*Raw records*.
* * * * * * * * *

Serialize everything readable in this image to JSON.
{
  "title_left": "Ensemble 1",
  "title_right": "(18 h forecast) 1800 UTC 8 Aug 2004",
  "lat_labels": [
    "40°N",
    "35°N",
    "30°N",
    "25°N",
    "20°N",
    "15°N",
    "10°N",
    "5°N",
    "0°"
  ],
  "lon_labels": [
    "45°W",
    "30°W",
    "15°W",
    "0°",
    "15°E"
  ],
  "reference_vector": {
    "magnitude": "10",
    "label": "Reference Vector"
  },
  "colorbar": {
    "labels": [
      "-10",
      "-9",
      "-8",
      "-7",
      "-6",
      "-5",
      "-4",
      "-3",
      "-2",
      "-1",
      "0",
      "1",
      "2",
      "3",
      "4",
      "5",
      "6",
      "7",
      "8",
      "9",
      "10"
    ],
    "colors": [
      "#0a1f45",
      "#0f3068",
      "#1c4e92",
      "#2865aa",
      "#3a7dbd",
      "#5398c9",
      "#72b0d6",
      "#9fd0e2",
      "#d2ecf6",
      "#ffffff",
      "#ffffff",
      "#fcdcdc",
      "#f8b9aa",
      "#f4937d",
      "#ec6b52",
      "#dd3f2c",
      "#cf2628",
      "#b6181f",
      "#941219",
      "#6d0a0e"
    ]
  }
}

* * * * * * * * *

*Task brief*.
Please copy out each record, character for character.

*Output of the task*.
Serialize everything readable in this image to JSON.
{
  "title_left": "Ensemble 1",
  "title_right": "(18 h forecast) 1800 UTC 8 Aug 2004",
  "lat_labels": [
    "40°N",
    "35°N",
    "30°N",
    "25°N",
    "20°N",
    "15°N",
    "10°N",
    "5°N",
    "0°"
  ],
  "lon_labels": [
    "45°W",
    "30°W",
    "15°W",
    "0°",
    "15°E"
  ],
  "reference_vector": {
    "magnitude": "10",
    "label": "Reference Vector"
  },
  "colorbar": {
    "labels": [
      "-10",
      "-9",
      "-8",
      "-7",
      "-6",
      "-5",
      "-4",
      "-3",
      "-2",
      "-1",
      "0",
      "1",
      "2",
      "3",
      "4",
      "5",
      "6",
      "7",
      "8",
      "9",
      "10"
    ],
    "colors": [
      "#0a1f45",
      "#0f3068",
      "#1c4e92",
      "#2865aa",
      "#3a7dbd",
      "#5398c9",
      "#72b0d6",
      "#9fd0e2",
      "#d2ecf6",
      "#ffffff",
      "#ffffff",
      "#fcdcdc",
      "#f8b9aa",
      "#f4937d",
      "#ec6b52",
      "#dd3f2c",
      "#cf2628",
      "#b6181f",
      "#941219",
      "#6d0a0e"
    ]
  }
}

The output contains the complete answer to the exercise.